Prompt: Search the material for the string "натрия", then return every line where it is found.

begin Data shown

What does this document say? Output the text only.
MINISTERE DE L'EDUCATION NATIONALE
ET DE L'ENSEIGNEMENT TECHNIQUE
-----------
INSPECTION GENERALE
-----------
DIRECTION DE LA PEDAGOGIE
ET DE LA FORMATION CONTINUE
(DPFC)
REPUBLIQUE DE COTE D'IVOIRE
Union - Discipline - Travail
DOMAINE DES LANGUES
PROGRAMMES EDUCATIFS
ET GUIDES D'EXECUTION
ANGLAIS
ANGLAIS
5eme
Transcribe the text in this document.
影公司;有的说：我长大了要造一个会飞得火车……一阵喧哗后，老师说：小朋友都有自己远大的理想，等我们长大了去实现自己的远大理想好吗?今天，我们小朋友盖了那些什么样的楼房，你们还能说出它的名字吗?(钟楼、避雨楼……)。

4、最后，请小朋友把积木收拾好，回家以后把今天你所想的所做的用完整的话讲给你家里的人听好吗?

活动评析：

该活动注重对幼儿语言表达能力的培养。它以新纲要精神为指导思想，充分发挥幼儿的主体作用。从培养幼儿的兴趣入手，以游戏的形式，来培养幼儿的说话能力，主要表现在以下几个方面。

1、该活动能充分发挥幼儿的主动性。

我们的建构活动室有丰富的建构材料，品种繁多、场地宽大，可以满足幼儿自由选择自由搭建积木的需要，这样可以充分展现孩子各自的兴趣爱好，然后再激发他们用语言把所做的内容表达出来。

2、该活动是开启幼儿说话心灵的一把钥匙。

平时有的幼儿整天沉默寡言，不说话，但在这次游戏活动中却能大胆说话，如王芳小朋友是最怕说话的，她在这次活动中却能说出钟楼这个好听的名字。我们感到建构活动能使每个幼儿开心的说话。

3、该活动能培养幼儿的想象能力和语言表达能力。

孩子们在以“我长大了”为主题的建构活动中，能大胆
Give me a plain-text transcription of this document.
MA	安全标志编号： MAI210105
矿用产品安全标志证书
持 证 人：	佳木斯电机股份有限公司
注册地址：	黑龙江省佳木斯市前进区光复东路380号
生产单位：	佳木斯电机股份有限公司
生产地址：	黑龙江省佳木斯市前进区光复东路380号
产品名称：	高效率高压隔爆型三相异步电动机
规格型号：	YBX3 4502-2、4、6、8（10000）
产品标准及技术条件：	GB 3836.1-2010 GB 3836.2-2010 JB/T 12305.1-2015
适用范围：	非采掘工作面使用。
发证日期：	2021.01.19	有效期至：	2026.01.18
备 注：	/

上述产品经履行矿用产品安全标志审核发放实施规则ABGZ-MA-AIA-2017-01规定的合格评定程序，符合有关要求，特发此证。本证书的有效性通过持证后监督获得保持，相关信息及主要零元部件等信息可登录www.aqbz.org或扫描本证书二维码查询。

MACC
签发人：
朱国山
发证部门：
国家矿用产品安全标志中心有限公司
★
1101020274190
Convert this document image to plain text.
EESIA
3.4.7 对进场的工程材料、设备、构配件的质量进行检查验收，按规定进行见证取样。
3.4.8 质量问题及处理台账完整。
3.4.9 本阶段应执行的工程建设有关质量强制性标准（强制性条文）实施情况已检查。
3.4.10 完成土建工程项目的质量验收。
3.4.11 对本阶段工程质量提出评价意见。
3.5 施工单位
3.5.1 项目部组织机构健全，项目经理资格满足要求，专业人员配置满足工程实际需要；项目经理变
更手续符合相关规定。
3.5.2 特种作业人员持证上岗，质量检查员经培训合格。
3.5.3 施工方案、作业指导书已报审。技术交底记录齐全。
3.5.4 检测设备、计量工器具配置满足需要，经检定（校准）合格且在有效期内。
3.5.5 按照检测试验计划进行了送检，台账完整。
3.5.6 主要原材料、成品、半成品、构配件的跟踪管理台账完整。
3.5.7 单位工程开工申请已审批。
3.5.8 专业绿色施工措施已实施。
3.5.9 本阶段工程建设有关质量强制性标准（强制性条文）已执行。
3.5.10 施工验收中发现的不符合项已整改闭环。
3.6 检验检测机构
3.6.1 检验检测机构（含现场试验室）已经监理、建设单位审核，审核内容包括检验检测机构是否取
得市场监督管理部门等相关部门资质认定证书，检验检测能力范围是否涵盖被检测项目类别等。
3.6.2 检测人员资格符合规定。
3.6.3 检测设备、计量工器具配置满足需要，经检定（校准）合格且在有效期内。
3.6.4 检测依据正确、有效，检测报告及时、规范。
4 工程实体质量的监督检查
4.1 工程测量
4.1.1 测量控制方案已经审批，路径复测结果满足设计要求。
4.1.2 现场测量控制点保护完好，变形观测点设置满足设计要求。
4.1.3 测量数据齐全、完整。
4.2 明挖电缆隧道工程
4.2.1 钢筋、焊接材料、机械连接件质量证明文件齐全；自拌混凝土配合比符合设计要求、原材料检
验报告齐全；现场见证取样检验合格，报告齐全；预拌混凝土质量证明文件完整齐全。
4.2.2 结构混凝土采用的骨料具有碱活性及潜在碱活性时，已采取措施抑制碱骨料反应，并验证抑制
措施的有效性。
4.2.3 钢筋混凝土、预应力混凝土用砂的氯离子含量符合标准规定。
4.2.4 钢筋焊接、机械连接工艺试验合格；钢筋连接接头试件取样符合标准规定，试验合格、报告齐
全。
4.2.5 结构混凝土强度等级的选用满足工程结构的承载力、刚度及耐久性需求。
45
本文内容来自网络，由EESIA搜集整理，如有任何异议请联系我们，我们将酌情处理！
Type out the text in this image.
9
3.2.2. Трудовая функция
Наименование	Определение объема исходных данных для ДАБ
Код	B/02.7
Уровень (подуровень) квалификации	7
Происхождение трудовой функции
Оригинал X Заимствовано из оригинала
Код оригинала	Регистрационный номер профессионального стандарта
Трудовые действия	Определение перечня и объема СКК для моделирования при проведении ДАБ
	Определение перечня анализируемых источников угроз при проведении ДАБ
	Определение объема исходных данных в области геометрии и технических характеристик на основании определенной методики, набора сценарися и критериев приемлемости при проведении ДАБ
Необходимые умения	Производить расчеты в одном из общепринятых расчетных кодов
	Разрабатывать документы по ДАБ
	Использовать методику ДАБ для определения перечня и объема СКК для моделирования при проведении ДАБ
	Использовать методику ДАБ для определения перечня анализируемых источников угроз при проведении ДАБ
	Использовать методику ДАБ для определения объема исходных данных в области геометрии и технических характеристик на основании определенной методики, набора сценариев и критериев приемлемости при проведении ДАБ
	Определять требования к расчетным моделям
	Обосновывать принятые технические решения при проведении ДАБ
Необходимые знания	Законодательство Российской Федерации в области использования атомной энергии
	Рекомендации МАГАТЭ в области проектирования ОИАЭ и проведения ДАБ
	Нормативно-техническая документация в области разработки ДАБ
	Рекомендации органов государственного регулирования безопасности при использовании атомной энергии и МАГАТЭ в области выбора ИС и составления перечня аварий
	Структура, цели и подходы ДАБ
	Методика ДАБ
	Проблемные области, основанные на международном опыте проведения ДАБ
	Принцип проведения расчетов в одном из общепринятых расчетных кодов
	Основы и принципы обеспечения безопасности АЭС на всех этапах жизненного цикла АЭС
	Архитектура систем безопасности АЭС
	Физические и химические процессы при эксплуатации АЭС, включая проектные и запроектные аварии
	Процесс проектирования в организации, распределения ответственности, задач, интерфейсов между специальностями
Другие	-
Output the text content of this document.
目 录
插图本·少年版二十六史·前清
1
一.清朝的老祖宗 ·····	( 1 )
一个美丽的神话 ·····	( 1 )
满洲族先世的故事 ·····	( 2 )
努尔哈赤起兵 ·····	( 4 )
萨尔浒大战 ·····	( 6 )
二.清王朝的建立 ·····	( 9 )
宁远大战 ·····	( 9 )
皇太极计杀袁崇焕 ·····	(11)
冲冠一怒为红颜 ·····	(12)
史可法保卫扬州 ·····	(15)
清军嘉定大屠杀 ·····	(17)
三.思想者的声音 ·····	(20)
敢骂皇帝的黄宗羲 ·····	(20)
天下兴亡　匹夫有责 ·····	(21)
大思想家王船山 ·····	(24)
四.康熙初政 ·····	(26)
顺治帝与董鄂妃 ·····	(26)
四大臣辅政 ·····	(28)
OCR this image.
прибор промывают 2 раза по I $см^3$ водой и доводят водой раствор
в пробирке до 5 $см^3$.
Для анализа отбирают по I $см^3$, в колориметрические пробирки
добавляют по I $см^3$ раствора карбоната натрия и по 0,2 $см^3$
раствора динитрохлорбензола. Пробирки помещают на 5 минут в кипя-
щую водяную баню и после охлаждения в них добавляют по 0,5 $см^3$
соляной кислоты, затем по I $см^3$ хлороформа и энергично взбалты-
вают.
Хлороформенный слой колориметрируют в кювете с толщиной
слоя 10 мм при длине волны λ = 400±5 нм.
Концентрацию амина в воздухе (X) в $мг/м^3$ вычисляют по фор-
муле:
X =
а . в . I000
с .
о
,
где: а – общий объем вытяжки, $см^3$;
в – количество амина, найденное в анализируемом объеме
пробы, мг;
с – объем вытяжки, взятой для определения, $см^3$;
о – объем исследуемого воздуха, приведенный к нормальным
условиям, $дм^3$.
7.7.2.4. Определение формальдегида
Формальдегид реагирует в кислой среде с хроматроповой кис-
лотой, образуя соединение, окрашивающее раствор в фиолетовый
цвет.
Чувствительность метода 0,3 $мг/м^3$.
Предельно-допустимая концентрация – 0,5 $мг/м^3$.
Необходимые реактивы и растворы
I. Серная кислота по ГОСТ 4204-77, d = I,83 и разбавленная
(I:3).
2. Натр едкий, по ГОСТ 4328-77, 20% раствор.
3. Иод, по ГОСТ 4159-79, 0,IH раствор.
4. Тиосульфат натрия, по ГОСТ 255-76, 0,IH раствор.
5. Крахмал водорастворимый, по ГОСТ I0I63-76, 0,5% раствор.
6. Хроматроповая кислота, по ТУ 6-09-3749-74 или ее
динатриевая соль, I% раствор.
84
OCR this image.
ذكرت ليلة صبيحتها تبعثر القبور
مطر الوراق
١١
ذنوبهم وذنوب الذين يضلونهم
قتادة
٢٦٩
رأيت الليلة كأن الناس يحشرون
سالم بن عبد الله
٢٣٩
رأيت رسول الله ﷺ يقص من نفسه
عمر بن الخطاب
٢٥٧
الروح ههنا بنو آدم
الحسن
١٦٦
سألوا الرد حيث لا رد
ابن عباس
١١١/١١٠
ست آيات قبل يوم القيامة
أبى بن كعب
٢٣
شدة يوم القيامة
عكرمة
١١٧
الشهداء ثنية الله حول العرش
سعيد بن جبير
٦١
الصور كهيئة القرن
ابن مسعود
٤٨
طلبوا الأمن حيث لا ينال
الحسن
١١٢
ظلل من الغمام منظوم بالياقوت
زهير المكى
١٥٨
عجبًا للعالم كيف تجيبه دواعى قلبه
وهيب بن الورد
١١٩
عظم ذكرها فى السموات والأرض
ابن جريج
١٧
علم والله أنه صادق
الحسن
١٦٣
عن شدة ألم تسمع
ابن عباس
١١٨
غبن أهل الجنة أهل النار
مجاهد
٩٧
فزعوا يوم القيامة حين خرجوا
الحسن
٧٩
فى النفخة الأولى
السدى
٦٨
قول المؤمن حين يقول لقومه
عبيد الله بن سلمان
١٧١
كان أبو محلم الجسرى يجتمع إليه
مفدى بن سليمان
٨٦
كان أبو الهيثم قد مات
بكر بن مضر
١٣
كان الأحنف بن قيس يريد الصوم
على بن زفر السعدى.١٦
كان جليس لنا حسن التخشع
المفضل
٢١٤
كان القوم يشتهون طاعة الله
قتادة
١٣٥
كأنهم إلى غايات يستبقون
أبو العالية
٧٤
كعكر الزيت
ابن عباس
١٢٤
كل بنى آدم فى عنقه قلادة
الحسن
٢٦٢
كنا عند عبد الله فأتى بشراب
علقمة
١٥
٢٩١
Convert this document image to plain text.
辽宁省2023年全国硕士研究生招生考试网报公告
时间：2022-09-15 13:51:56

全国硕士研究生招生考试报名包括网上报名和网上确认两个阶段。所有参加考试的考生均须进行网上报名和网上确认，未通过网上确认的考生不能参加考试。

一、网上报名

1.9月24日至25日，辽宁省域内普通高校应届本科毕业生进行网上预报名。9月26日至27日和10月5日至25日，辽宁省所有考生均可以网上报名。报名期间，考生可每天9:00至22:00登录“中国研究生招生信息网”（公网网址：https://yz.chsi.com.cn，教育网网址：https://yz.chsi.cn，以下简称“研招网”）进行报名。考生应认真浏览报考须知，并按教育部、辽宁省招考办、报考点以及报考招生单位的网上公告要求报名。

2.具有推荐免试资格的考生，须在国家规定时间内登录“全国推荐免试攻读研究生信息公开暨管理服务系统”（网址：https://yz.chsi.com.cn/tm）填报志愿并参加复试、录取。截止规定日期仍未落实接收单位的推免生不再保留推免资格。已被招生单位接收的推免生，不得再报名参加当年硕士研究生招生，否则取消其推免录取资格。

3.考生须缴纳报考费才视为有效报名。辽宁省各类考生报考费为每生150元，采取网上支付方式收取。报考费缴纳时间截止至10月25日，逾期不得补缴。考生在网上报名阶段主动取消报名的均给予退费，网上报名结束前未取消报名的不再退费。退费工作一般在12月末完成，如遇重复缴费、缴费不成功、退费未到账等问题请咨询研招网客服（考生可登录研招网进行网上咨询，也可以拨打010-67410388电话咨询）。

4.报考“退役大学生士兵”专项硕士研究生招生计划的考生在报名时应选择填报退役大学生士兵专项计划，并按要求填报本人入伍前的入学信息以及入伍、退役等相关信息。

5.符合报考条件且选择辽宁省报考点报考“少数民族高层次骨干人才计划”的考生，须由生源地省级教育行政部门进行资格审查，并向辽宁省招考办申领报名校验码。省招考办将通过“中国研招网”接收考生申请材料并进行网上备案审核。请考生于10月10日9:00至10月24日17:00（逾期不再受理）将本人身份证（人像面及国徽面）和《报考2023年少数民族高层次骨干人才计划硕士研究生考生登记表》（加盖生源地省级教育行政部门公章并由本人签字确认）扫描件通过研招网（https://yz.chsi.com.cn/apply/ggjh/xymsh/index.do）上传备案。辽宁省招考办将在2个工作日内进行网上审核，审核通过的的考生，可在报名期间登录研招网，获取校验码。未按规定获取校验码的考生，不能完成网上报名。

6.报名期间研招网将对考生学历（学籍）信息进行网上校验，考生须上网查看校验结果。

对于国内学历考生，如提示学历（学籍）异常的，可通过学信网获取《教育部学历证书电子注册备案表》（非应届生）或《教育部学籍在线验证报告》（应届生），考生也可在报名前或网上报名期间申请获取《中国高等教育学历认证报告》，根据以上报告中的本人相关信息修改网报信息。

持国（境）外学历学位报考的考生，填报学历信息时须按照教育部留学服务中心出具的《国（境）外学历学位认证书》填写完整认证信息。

end Data shown

The completed task:
добавляют по I $см^3$ раствора карбоната натрия и по 0,2 $см^3$
4. Тиосульфат натрия, по ГОСТ 255-76, 0,IH раствор.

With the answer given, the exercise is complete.